- Problem statement -
Sift the material for lines containing "size", and return them.

- Provided entries -
■ ■ ■ ■

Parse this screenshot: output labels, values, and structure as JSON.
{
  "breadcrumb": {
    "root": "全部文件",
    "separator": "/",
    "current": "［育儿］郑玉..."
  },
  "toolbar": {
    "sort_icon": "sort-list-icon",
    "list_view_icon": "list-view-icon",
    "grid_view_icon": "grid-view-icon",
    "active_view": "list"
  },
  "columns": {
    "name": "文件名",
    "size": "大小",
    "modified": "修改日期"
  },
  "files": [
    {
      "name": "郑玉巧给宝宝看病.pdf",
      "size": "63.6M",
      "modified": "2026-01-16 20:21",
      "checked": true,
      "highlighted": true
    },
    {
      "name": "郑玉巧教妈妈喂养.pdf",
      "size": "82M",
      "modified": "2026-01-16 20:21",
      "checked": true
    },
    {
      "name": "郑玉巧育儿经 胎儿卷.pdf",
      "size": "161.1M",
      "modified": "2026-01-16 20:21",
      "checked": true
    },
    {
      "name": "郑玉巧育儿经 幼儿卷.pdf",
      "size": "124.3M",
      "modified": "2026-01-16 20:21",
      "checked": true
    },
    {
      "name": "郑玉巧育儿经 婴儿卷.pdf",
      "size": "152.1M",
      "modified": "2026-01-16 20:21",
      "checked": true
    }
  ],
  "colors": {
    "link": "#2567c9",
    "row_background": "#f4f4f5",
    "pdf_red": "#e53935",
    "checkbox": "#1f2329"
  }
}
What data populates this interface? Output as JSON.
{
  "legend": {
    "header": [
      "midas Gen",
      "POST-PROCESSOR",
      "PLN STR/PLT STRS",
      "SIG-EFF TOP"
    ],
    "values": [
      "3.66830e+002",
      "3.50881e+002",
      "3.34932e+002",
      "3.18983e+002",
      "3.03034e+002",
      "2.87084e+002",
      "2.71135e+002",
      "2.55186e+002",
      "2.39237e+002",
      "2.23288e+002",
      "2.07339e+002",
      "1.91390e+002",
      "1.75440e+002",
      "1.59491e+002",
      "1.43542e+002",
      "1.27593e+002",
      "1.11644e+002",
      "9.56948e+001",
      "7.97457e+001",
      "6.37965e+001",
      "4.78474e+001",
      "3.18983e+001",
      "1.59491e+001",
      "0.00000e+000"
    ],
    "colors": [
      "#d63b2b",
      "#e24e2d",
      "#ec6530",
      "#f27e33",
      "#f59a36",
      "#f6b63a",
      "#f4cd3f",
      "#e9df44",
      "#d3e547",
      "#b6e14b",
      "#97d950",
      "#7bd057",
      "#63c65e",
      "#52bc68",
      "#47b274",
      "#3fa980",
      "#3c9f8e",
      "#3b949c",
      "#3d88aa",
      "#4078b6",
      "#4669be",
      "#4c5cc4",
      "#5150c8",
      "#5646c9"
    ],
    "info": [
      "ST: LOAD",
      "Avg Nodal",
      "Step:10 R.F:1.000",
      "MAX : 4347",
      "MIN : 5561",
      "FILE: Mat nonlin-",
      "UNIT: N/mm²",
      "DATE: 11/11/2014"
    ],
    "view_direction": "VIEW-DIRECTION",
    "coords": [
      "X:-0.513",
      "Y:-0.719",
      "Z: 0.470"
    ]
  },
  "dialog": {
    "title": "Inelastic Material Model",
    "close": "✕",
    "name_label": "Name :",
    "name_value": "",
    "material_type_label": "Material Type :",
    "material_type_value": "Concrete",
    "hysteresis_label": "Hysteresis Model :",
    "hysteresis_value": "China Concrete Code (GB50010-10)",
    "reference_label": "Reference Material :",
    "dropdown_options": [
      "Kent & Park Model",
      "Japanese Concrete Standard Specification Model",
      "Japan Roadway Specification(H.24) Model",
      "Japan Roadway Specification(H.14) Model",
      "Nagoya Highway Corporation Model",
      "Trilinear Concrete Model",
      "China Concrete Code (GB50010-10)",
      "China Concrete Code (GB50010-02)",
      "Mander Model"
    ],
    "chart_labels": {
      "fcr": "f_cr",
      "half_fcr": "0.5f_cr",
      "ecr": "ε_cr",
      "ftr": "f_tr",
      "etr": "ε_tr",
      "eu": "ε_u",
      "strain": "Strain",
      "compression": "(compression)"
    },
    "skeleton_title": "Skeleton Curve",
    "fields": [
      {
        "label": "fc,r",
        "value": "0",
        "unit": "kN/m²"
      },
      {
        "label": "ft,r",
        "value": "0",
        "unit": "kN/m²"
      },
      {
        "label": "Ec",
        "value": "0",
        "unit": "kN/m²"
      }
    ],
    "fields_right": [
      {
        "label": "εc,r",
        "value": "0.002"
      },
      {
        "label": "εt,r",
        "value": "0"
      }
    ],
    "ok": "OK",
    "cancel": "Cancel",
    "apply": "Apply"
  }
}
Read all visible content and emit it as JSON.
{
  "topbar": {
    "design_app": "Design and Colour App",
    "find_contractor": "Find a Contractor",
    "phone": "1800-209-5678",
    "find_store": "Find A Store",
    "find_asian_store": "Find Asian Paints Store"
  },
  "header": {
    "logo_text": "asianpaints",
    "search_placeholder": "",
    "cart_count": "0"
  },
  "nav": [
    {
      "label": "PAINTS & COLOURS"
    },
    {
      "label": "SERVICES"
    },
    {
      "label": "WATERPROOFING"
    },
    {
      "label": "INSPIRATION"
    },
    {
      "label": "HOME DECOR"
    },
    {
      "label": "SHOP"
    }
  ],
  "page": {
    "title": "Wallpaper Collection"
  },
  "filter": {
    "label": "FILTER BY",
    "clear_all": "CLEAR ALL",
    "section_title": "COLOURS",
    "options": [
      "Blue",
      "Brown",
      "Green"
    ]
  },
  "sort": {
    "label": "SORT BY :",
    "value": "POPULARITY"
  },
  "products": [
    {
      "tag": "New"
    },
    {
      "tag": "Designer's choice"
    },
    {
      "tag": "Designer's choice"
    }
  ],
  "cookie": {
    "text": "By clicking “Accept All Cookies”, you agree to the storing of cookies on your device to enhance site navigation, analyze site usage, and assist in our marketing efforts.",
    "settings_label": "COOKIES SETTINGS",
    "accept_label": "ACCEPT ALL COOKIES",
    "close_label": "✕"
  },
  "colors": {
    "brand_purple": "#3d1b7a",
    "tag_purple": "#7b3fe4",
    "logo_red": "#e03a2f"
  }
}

■ ■ ■ ■

- Task solution -
    "size": "大小",
      "size": "63.6M",
      "size": "82M",
      "size": "161.1M",
      "size": "124.3M",
      "size": "152.1M",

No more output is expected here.